**What the task requires:**
Which lines below hold the word "distance"? Copy all of them.

======== Given records

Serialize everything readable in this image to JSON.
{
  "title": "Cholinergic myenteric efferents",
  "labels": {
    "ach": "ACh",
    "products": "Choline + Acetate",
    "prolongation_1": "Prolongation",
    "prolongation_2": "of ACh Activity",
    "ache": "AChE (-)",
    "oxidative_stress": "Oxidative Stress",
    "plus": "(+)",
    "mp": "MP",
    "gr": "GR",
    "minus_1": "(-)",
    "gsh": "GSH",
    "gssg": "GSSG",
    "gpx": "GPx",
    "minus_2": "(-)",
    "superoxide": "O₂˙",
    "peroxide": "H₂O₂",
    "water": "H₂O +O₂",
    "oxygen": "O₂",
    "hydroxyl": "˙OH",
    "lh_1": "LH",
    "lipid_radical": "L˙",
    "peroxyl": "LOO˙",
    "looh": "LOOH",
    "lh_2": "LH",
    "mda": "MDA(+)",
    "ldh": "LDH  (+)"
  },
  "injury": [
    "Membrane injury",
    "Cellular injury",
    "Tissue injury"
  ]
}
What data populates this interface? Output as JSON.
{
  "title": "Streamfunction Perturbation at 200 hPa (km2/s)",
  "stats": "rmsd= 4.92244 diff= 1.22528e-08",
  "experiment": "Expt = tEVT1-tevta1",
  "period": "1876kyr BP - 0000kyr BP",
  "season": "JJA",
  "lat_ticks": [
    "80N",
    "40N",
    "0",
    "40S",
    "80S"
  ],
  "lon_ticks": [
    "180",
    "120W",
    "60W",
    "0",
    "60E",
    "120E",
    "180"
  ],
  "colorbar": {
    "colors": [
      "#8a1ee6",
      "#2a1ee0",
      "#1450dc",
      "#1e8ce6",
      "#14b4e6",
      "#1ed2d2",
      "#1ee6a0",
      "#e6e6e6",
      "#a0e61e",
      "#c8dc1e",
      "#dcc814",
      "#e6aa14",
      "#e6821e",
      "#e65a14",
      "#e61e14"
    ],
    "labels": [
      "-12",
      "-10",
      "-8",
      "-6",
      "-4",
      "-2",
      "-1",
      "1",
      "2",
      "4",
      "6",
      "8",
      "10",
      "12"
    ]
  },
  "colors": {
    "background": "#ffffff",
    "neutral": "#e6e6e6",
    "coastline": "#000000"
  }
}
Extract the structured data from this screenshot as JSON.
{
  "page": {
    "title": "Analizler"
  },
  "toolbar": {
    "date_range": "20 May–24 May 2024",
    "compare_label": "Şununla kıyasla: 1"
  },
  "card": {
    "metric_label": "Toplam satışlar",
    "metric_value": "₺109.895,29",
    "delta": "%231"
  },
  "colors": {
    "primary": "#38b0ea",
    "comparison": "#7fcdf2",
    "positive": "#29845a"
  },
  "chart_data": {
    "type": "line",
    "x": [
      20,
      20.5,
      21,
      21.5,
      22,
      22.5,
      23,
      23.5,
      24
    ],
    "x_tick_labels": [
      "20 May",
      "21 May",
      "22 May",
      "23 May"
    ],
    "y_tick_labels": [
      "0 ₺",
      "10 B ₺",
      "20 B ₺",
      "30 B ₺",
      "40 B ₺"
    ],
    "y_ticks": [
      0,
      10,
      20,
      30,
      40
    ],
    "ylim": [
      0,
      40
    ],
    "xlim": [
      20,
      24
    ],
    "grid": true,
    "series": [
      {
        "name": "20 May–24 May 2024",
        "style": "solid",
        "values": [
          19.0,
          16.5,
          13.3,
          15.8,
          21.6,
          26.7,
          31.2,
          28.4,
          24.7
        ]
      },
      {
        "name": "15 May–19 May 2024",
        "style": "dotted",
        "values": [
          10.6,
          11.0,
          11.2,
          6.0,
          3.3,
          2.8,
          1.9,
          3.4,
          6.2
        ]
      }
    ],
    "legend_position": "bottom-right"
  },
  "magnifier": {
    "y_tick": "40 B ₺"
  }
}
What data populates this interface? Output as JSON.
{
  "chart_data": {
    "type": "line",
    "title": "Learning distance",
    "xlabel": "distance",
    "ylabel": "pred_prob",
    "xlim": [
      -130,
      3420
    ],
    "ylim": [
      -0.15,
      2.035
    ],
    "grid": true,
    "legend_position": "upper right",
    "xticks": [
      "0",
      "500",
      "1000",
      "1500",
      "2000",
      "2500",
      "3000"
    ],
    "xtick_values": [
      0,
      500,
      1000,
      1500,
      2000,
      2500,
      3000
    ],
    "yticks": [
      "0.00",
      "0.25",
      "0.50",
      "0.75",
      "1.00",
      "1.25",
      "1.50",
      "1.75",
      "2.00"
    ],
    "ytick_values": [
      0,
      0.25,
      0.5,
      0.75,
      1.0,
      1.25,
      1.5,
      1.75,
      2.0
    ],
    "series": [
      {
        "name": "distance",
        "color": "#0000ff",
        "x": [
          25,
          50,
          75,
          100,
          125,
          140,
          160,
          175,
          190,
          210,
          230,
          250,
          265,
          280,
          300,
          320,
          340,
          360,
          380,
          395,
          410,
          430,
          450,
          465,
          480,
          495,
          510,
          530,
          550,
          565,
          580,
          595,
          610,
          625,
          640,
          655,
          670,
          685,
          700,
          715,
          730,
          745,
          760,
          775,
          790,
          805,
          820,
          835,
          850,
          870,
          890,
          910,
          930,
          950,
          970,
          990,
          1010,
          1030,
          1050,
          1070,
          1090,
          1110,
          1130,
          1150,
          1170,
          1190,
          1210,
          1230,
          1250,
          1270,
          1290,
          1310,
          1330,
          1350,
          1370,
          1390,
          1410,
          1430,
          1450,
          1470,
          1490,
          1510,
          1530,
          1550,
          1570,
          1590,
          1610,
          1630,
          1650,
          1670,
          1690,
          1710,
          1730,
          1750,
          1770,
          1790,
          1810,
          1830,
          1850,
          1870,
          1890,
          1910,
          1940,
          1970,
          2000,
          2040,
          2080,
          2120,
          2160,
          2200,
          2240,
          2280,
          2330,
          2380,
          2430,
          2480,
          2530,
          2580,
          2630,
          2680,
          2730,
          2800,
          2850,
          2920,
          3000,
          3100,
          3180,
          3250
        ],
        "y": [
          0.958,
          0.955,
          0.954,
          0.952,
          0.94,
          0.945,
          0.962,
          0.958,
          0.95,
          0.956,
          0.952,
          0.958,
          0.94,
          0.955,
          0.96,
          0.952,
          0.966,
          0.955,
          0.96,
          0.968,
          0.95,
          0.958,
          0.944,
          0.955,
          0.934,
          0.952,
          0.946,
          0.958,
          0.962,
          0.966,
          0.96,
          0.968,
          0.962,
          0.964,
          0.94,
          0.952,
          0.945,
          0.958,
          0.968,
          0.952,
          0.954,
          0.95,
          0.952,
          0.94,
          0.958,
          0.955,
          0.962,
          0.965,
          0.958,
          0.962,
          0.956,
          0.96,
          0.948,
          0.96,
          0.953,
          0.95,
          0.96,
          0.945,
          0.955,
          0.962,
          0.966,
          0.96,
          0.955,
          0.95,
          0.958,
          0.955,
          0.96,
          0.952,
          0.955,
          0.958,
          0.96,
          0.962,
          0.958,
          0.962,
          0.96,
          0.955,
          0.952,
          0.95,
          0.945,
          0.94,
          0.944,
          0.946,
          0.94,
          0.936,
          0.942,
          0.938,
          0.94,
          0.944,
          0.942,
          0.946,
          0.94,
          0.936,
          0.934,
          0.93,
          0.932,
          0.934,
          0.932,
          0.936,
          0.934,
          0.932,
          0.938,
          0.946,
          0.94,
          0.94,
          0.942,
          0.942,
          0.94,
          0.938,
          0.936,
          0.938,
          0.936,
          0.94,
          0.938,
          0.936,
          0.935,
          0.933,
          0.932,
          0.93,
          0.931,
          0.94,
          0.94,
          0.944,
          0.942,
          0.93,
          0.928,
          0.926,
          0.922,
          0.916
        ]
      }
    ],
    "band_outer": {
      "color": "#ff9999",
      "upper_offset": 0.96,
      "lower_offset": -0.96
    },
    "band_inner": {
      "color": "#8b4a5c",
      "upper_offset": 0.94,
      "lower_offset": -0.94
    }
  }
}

================

**Task answer:**
    "title": "Learning distance",
    "xlabel": "distance",
        "name": "distance",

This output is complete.